▶ _Dataset records_
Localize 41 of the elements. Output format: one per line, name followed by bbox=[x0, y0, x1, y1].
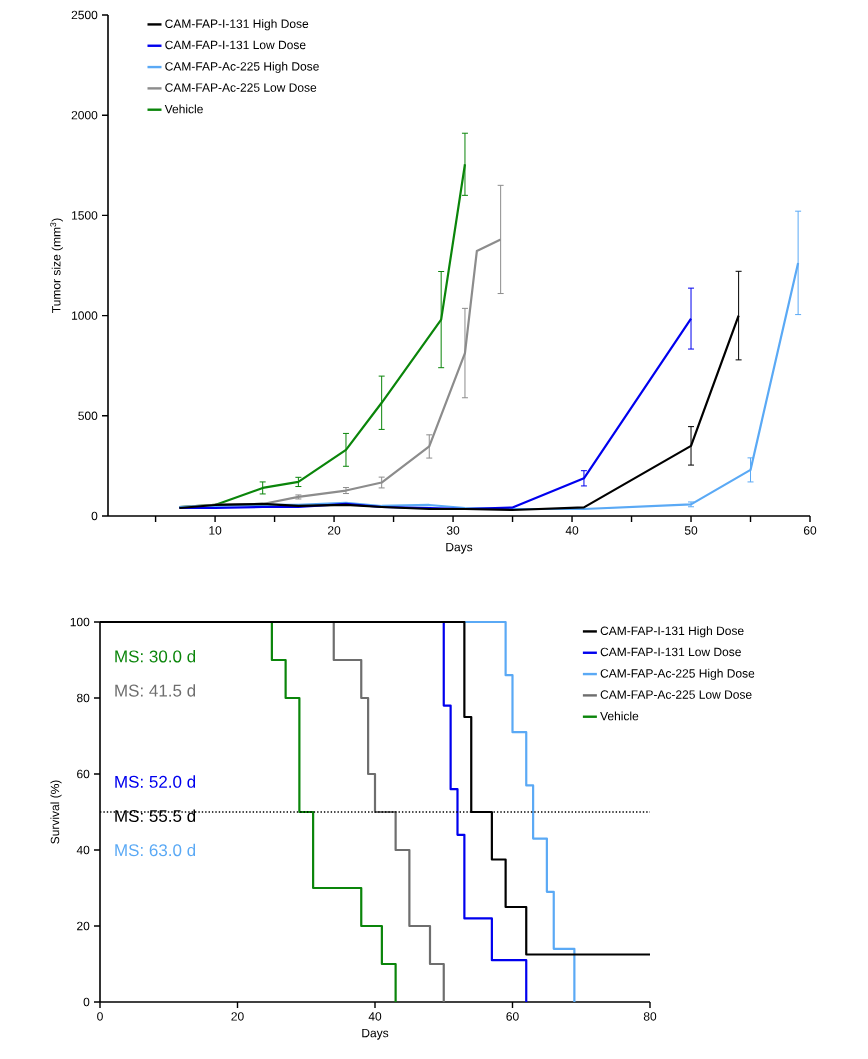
y-tick-label: 1500 bbox=[72, 211, 98, 220]
y-tick-label: 0 bbox=[83, 997, 90, 1007]
x-tick-label: 20 bbox=[231, 1012, 244, 1021]
y-axis-title: Tumor size (mm$^{3}$) bbox=[50, 218, 63, 313]
legend-label: CAM-FAP-I-131 Low Dose bbox=[165, 40, 306, 50]
legend-label: CAM-FAP-Ac-225 High Dose bbox=[165, 61, 319, 73]
legend-label: Vehicle bbox=[164, 104, 203, 114]
y-tick-label: 80 bbox=[76, 693, 90, 703]
annotation: MS: 52.0 d bbox=[115, 775, 196, 788]
x-tick-label: 80 bbox=[643, 1012, 657, 1021]
x-tick-label: 40 bbox=[368, 1012, 382, 1021]
legend-label: CAM-FAP-Ac-225 High Dose bbox=[600, 668, 755, 681]
x-tick-label: 60 bbox=[506, 1012, 519, 1021]
legend-label: CAM-FAP-I-131 High Dose bbox=[165, 19, 309, 31]
legend-label: Vehicle bbox=[600, 711, 639, 721]
y-tick-label: 2500 bbox=[71, 10, 98, 20]
y-tick-label: 40 bbox=[76, 845, 90, 855]
x-axis-title: Days bbox=[362, 1028, 389, 1040]
legend-label: CAM-FAP-I-131 High Dose bbox=[600, 626, 744, 638]
y-tick-label: 2000 bbox=[71, 110, 98, 120]
y-tick-label: 0 bbox=[91, 511, 98, 521]
annotation: MS: 41.5 d bbox=[115, 684, 196, 697]
y-tick-label: 60 bbox=[77, 769, 90, 779]
annotation: MS: 55.5 d bbox=[115, 809, 196, 823]
y-tick-label: 20 bbox=[77, 921, 90, 931]
y-tick-label: 500 bbox=[78, 411, 98, 421]
x-axis-title: Days bbox=[446, 542, 473, 554]
x-tick-label: 50 bbox=[684, 526, 698, 535]
x-tick-label: 60 bbox=[803, 526, 817, 535]
legend-label: CAM-FAP-Ac-225 Low Dose bbox=[165, 83, 317, 92]
annotation: MS: 30.0 d bbox=[115, 649, 196, 663]
legend-label: CAM-FAP-Ac-225 Low Dose bbox=[600, 690, 752, 699]
annotation: MS: 63.0 d bbox=[115, 843, 196, 857]
x-tick-label: 40 bbox=[565, 526, 579, 535]
y-tick-label: 100 bbox=[70, 617, 90, 627]
y-tick-label: 1000 bbox=[72, 311, 98, 320]
x-tick-label: 30 bbox=[446, 526, 460, 535]
legend-label: CAM-FAP-I-131 Low Dose bbox=[600, 647, 741, 657]
x-tick-label: 20 bbox=[328, 526, 341, 535]
y-axis-title: Survival (%) bbox=[50, 780, 62, 844]
x-tick-label: 10 bbox=[209, 526, 222, 535]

▶ _Work item_
Print the listing exactly, images excluded.

▶ _Task output_
Localize 41 of the elements. Output format: one per line, name followed by bbox=[x0, y0, x1, y1].
y-tick-label: 1500 bbox=[72, 211, 98, 220]
y-tick-label: 0 bbox=[83, 997, 90, 1007]
x-tick-label: 20 bbox=[231, 1012, 244, 1021]
y-axis-title: Tumor size (mm$^{3}$) bbox=[50, 218, 63, 313]
legend-label: CAM-FAP-I-131 Low Dose bbox=[165, 40, 306, 50]
legend-label: CAM-FAP-Ac-225 High Dose bbox=[165, 61, 319, 73]
legend-label: Vehicle bbox=[164, 104, 203, 114]
y-tick-label: 80 bbox=[76, 693, 90, 703]
annotation: MS: 52.0 d bbox=[115, 775, 196, 788]
x-tick-label: 80 bbox=[643, 1012, 657, 1021]
x-tick-label: 40 bbox=[368, 1012, 382, 1021]
legend-label: CAM-FAP-Ac-225 High Dose bbox=[600, 668, 755, 681]
x-tick-label: 60 bbox=[506, 1012, 519, 1021]
legend-label: CAM-FAP-I-131 High Dose bbox=[165, 19, 309, 31]
legend-label: Vehicle bbox=[600, 711, 639, 721]
y-tick-label: 2500 bbox=[71, 10, 98, 20]
y-tick-label: 40 bbox=[76, 845, 90, 855]
x-axis-title: Days bbox=[362, 1028, 389, 1040]
legend-label: CAM-FAP-I-131 High Dose bbox=[600, 626, 744, 638]
y-tick-label: 2000 bbox=[71, 110, 98, 120]
y-tick-label: 0 bbox=[91, 511, 98, 521]
annotation: MS: 41.5 d bbox=[115, 684, 196, 697]
y-tick-label: 60 bbox=[77, 769, 90, 779]
annotation: MS: 55.5 d bbox=[115, 809, 196, 823]
y-tick-label: 20 bbox=[77, 921, 90, 931]
y-tick-label: 500 bbox=[78, 411, 98, 421]
x-axis-title: Days bbox=[446, 542, 473, 554]
x-tick-label: 50 bbox=[684, 526, 698, 535]
x-tick-label: 60 bbox=[803, 526, 817, 535]
legend-label: CAM-FAP-Ac-225 Low Dose bbox=[165, 83, 317, 92]
annotation: MS: 30.0 d bbox=[115, 649, 196, 663]
legend-label: CAM-FAP-Ac-225 Low Dose bbox=[600, 690, 752, 699]
annotation: MS: 63.0 d bbox=[115, 843, 196, 857]
x-tick-label: 40 bbox=[565, 526, 579, 535]
y-tick-label: 100 bbox=[70, 617, 90, 627]
y-tick-label: 1000 bbox=[72, 311, 98, 320]
x-tick-label: 30 bbox=[446, 526, 460, 535]
legend-label: CAM-FAP-I-131 Low Dose bbox=[600, 647, 741, 657]
x-tick-label: 20 bbox=[328, 526, 341, 535]
y-axis-title: Survival (%) bbox=[50, 780, 62, 844]
x-tick-label: 10 bbox=[209, 526, 222, 535]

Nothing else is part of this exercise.